==== Given entries

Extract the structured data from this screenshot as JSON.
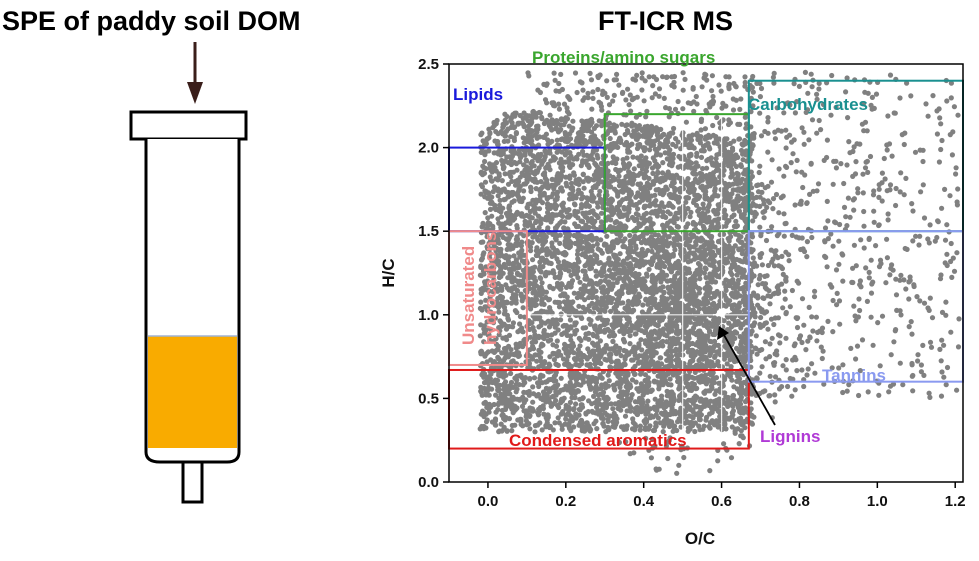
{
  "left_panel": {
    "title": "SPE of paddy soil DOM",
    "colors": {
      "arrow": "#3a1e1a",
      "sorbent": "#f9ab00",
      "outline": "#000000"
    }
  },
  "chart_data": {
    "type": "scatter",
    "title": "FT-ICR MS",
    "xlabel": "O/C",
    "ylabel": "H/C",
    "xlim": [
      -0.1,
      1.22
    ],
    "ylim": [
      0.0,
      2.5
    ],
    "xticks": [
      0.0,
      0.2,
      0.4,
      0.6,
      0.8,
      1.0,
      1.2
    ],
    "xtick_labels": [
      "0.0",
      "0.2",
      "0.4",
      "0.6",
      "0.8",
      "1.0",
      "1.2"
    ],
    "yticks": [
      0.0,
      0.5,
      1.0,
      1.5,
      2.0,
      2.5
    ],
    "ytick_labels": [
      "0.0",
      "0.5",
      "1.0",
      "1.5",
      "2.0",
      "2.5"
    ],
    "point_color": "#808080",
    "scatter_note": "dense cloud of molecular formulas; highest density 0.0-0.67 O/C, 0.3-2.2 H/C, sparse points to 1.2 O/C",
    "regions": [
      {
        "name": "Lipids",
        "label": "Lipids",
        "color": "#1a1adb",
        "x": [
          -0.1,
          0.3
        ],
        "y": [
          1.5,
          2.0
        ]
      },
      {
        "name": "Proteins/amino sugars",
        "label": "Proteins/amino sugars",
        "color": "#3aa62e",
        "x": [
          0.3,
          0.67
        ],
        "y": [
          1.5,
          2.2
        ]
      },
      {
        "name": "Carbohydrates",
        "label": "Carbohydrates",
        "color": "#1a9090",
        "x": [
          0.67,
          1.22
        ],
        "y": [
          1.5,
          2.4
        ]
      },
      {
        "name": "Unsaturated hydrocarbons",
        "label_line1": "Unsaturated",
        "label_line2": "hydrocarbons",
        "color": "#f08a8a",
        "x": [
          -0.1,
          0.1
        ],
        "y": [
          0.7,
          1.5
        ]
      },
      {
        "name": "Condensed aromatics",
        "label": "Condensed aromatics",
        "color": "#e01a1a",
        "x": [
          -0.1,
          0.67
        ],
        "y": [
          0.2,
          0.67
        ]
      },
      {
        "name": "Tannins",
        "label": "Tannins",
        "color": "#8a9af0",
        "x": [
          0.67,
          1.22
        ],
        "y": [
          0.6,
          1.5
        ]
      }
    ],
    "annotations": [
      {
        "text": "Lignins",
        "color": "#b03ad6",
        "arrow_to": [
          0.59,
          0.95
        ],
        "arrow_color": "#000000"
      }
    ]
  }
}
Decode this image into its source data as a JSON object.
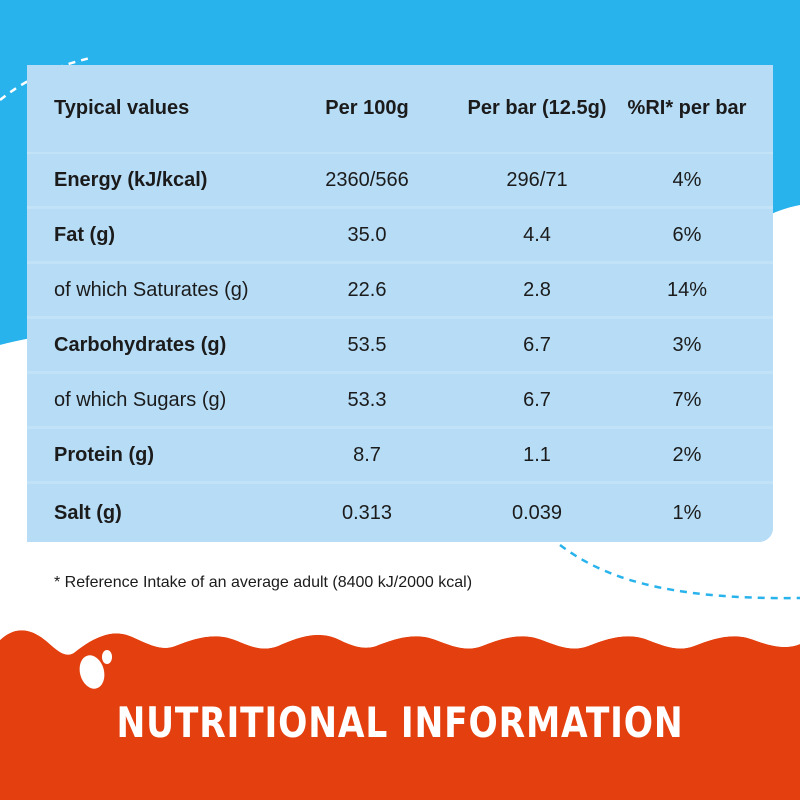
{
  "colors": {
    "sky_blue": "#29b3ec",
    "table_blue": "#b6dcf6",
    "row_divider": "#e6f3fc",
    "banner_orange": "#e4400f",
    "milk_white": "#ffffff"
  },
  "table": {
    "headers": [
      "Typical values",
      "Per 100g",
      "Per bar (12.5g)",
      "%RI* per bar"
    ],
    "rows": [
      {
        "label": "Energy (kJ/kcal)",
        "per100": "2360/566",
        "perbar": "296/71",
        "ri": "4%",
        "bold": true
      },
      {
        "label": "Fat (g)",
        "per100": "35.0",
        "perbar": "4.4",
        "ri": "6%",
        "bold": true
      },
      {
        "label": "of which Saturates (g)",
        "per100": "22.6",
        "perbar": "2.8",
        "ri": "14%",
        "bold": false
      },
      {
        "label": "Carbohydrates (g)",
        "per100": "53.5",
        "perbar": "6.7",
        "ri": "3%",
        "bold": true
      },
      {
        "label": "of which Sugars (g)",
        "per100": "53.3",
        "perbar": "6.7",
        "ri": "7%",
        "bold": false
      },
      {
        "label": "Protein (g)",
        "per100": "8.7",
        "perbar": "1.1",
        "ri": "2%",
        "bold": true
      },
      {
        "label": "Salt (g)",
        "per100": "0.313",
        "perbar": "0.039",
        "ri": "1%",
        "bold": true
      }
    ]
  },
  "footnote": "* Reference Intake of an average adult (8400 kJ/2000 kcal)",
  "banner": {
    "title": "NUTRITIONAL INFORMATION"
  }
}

========

(What to work on): Could you transcribe the material above exactly, keeping every picture out?

(Task output):
Extract the structured data from this screenshot as JSON.
{
  "left_panel": {
    "title": "SPE of paddy soil DOM",
    "colors": {
      "arrow": "#3a1e1a",
      "sorbent": "#f9ab00",
      "outline": "#000000"
    }
  },
  "chart_data": {
    "type": "scatter",
    "title": "FT-ICR MS",
    "xlabel": "O/C",
    "ylabel": "H/C",
    "xlim": [
      -0.1,
      1.22
    ],
    "ylim": [
      0.0,
      2.5
    ],
    "xticks": [
      0.0,
      0.2,
      0.4,
      0.6,
      0.8,
      1.0,
      1.2
    ],
    "xtick_labels": [
      "0.0",
      "0.2",
      "0.4",
      "0.6",
      "0.8",
      "1.0",
      "1.2"
    ],
    "yticks": [
      0.0,
      0.5,
      1.0,
      1.5,
      2.0,
      2.5
    ],
    "ytick_labels": [
      "0.0",
      "0.5",
      "1.0",
      "1.5",
      "2.0",
      "2.5"
    ],
    "point_color": "#808080",
    "scatter_note": "dense cloud of molecular formulas; highest density 0.0-0.67 O/C, 0.3-2.2 H/C, sparse points to 1.2 O/C",
    "regions": [
      {
        "name": "Lipids",
        "label": "Lipids",
        "color": "#1a1adb",
        "x": [
          -0.1,
          0.3
        ],
        "y": [
          1.5,
          2.0
        ]
      },
      {
        "name": "Proteins/amino sugars",
        "label": "Proteins/amino sugars",
        "color": "#3aa62e",
        "x": [
          0.3,
          0.67
        ],
        "y": [
          1.5,
          2.2
        ]
      },
      {
        "name": "Carbohydrates",
        "label": "Carbohydrates",
        "color": "#1a9090",
        "x": [
          0.67,
          1.22
        ],
        "y": [
          1.5,
          2.4
        ]
      },
      {
        "name": "Unsaturated hydrocarbons",
        "label_line1": "Unsaturated",
        "label_line2": "hydrocarbons",
        "color": "#f08a8a",
        "x": [
          -0.1,
          0.1
        ],
        "y": [
          0.7,
          1.5
        ]
      },
      {
        "name": "Condensed aromatics",
        "label": "Condensed aromatics",
        "color": "#e01a1a",
        "x": [
          -0.1,
          0.67
        ],
        "y": [
          0.2,
          0.67
        ]
      },
      {
        "name": "Tannins",
        "label": "Tannins",
        "color": "#8a9af0",
        "x": [
          0.67,
          1.22
        ],
        "y": [
          0.6,
          1.5
        ]
      }
    ],
    "annotations": [
      {
        "text": "Lignins",
        "color": "#b03ad6",
        "arrow_to": [
          0.59,
          0.95
        ],
        "arrow_color": "#000000"
      }
    ]
  }
}
Decode this image into its source data as a JSON object.
{
  "colors": {
    "sky_blue": "#29b3ec",
    "table_blue": "#b6dcf6",
    "row_divider": "#e6f3fc",
    "banner_orange": "#e4400f",
    "milk_white": "#ffffff"
  },
  "table": {
    "headers": [
      "Typical values",
      "Per 100g",
      "Per bar (12.5g)",
      "%RI* per bar"
    ],
    "rows": [
      {
        "label": "Energy (kJ/kcal)",
        "per100": "2360/566",
        "perbar": "296/71",
        "ri": "4%",
        "bold": true
      },
      {
        "label": "Fat (g)",
        "per100": "35.0",
        "perbar": "4.4",
        "ri": "6%",
        "bold": true
      },
      {
        "label": "of which Saturates (g)",
        "per100": "22.6",
        "perbar": "2.8",
        "ri": "14%",
        "bold": false
      },
      {
        "label": "Carbohydrates (g)",
        "per100": "53.5",
        "perbar": "6.7",
        "ri": "3%",
        "bold": true
      },
      {
        "label": "of which Sugars (g)",
        "per100": "53.3",
        "perbar": "6.7",
        "ri": "7%",
        "bold": false
      },
      {
        "label": "Protein (g)",
        "per100": "8.7",
        "perbar": "1.1",
        "ri": "2%",
        "bold": true
      },
      {
        "label": "Salt (g)",
        "per100": "0.313",
        "perbar": "0.039",
        "ri": "1%",
        "bold": true
      }
    ]
  },
  "footnote": "* Reference Intake of an average adult (8400 kJ/2000 kcal)",
  "banner": {
    "title": "NUTRITIONAL INFORMATION"
  }
}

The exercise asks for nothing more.